Aim of the task >>
Using the data below, copy every line that contains the word "Research".

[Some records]
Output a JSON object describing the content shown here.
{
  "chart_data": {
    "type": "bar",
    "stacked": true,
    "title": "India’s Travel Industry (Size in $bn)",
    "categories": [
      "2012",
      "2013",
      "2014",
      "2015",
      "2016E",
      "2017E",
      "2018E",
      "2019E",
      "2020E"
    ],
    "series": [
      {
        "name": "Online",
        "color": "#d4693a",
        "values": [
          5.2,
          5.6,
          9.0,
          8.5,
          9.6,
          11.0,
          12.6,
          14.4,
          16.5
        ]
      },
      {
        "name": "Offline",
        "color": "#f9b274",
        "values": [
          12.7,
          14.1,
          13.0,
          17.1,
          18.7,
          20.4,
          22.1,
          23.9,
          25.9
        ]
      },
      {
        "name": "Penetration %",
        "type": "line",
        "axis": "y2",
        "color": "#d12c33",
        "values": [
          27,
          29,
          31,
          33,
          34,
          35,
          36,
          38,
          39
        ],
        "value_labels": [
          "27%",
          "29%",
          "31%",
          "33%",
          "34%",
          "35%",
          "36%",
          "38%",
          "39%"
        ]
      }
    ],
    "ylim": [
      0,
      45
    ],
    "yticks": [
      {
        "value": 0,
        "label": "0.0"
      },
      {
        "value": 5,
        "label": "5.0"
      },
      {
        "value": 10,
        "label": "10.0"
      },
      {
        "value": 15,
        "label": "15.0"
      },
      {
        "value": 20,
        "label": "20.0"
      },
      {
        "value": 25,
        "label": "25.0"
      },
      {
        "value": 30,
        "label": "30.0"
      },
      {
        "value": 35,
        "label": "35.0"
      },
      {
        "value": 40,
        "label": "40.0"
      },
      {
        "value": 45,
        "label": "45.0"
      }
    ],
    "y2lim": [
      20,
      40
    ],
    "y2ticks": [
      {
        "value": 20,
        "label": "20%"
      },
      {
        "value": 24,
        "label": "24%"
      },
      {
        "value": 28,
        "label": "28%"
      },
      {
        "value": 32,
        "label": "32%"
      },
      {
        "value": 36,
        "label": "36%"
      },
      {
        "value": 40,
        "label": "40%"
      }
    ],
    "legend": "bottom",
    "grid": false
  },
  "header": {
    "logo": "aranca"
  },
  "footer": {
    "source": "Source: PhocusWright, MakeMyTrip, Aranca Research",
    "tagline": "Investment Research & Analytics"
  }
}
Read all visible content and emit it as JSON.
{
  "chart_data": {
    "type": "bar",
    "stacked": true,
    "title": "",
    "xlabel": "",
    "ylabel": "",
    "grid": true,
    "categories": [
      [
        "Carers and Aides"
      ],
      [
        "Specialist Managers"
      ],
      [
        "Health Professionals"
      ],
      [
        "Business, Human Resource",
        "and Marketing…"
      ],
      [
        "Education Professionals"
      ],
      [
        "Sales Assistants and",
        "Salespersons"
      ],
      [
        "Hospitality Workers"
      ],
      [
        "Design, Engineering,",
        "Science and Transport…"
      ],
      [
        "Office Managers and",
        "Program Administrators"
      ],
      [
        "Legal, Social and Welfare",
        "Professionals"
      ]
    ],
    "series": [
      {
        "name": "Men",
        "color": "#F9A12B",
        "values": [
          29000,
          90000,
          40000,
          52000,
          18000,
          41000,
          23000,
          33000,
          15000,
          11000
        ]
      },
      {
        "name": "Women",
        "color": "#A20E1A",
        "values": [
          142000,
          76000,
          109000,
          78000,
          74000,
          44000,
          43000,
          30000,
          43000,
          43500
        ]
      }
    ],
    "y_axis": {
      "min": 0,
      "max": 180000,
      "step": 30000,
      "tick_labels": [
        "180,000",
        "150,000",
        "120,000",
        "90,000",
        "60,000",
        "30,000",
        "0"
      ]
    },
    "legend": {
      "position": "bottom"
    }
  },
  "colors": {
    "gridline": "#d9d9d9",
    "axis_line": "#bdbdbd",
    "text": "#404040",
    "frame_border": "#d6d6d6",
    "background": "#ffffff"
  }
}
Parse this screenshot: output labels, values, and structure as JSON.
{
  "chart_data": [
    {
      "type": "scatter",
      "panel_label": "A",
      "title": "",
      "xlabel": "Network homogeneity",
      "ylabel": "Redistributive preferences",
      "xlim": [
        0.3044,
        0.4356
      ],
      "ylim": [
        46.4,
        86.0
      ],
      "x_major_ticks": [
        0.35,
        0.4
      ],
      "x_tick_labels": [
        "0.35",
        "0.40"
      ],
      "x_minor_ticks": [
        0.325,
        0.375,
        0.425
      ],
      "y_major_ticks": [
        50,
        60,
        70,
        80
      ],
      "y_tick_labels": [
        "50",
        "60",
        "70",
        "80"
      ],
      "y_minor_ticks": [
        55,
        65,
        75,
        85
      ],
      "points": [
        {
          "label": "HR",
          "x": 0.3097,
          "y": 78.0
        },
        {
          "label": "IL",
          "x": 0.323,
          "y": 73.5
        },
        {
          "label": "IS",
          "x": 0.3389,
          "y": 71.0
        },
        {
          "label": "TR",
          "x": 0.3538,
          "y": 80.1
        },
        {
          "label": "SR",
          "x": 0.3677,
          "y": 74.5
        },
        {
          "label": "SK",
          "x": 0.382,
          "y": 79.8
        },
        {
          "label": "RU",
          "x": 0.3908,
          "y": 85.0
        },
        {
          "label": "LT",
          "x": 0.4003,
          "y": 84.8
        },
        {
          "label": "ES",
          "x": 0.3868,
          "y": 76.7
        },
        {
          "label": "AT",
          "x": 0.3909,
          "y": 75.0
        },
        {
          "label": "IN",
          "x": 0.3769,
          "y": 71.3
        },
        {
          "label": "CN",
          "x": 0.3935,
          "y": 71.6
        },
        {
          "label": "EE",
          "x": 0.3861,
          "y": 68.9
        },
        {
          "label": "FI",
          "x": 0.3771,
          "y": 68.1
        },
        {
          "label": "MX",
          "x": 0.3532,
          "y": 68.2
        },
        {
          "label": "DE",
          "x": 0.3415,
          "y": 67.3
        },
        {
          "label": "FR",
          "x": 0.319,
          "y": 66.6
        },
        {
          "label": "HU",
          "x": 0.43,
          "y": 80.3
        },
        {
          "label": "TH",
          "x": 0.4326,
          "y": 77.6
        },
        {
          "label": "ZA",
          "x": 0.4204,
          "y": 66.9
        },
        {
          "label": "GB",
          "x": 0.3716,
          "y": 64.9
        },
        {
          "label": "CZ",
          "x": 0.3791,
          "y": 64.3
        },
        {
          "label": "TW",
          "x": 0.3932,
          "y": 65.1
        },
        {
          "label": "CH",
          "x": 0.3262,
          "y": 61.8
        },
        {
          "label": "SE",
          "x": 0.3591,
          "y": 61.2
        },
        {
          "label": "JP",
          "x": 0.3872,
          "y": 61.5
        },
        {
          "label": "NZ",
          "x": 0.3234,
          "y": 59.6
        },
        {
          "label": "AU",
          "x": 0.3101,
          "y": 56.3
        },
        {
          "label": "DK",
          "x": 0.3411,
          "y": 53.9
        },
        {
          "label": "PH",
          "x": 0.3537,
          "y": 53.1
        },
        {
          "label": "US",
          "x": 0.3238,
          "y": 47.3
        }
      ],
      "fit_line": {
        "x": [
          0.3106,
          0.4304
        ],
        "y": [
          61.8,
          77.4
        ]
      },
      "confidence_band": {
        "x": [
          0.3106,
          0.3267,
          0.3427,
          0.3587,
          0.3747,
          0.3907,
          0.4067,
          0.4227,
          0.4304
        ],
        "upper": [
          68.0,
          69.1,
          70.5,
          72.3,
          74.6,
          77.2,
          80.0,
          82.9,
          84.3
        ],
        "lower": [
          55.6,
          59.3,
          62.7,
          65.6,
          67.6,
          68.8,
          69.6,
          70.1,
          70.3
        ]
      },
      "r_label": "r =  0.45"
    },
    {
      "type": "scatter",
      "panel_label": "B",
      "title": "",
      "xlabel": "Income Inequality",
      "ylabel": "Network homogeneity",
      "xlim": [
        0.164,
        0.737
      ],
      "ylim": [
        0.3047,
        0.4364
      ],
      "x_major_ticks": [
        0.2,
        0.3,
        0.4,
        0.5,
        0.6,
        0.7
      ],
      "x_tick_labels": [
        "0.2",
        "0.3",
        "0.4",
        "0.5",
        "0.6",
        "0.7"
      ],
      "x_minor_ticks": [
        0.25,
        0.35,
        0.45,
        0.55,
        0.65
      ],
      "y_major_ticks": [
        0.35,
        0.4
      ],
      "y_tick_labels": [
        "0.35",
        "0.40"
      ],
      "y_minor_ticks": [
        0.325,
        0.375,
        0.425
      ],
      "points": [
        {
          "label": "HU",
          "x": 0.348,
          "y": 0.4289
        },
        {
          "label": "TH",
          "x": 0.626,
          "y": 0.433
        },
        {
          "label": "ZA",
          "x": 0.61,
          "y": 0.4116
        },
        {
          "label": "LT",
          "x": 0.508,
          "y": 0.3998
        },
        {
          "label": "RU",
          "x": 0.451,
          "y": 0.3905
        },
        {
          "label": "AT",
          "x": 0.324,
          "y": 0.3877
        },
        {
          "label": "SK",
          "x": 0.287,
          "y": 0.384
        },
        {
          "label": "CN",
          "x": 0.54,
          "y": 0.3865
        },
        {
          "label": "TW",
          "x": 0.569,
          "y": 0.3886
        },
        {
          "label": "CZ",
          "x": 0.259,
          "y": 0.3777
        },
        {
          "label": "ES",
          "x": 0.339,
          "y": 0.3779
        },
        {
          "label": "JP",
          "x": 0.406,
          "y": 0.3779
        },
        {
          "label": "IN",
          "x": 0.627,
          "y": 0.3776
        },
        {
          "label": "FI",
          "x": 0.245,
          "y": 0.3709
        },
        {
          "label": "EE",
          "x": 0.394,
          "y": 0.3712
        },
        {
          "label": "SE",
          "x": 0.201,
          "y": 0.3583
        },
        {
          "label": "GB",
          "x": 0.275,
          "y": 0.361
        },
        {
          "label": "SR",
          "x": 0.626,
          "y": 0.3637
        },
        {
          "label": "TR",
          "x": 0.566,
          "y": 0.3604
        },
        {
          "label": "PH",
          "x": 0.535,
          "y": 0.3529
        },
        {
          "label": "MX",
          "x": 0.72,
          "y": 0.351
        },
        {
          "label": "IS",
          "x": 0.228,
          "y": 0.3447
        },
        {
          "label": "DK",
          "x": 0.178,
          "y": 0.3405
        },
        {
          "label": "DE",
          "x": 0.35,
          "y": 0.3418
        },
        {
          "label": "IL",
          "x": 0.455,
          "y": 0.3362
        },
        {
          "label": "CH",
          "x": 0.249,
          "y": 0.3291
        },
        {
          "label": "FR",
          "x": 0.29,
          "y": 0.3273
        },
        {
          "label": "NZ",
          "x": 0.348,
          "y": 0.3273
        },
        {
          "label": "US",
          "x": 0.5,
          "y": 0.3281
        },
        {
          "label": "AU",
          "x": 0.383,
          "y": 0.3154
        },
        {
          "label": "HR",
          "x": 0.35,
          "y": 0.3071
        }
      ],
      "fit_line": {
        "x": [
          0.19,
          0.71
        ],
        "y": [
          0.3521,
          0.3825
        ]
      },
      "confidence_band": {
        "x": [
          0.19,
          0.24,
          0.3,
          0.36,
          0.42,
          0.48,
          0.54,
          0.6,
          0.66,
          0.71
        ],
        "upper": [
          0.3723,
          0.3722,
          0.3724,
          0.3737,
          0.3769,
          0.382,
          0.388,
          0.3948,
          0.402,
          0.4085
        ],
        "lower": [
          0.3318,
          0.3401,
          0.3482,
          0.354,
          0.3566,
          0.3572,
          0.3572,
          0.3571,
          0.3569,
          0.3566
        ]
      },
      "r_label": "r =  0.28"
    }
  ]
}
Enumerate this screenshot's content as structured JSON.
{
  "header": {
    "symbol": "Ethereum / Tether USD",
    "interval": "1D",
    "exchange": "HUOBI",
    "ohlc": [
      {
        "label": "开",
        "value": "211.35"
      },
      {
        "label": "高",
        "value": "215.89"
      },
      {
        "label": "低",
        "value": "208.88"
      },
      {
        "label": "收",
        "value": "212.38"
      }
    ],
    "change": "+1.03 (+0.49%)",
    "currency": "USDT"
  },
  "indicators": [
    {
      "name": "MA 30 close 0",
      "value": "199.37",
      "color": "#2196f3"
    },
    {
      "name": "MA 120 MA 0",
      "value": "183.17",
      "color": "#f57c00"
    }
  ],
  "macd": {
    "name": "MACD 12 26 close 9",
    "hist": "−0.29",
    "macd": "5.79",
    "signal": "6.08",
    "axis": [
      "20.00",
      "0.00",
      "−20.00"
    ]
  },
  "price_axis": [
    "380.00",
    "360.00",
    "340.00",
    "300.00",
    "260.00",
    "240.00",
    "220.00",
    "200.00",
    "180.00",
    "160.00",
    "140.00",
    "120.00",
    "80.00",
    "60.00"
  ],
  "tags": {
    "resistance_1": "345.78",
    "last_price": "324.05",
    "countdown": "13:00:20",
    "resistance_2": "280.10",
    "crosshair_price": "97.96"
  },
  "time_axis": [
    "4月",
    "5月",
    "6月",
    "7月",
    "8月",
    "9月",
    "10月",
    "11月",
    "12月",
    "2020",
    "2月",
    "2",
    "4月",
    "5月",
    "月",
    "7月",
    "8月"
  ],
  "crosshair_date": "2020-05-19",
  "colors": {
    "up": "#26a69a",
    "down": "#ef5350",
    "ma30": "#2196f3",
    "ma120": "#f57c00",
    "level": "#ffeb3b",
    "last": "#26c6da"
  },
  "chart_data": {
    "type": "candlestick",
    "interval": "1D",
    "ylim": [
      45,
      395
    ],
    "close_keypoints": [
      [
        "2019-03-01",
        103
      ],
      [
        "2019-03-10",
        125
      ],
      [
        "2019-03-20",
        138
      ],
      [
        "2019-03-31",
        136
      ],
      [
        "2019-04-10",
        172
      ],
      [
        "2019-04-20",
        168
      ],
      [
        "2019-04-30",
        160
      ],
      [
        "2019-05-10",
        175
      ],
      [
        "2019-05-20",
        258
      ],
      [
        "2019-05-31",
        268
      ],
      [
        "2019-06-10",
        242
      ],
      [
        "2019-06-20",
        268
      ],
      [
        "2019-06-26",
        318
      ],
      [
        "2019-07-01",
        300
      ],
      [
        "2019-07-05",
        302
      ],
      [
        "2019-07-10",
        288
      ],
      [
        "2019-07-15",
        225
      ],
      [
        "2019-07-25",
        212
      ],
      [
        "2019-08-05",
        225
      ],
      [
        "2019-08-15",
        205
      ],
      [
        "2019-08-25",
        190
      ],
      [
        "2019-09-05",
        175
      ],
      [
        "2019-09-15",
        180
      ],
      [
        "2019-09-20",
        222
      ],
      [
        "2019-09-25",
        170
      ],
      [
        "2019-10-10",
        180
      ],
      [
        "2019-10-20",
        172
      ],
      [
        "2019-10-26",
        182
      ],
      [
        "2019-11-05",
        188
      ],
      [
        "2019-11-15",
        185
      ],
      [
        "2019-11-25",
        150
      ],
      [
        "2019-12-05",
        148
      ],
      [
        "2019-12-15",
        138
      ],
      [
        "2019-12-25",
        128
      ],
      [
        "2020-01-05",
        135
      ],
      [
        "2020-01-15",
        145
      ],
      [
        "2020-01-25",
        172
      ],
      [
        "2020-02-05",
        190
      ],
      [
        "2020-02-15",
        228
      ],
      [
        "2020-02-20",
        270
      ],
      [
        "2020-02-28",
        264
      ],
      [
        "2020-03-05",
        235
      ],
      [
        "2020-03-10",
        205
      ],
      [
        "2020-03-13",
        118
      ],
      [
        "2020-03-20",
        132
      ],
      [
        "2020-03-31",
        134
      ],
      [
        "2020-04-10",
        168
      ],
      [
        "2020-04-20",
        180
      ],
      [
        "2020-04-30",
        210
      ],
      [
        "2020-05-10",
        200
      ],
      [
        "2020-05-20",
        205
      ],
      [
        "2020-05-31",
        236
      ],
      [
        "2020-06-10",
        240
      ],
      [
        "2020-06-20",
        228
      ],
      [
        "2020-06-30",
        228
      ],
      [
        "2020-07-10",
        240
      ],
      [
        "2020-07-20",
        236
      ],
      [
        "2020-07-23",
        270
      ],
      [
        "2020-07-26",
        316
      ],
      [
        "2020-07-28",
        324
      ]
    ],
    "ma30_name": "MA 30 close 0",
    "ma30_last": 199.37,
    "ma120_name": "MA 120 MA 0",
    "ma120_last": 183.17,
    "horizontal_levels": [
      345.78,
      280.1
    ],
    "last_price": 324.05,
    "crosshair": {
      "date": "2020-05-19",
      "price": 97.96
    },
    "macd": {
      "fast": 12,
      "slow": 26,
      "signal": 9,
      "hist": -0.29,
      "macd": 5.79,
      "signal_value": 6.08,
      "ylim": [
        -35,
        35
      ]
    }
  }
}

Full response >>
    "source": "Source: PhocusWright, MakeMyTrip, Aranca Research",
    "tagline": "Investment Research & Analytics"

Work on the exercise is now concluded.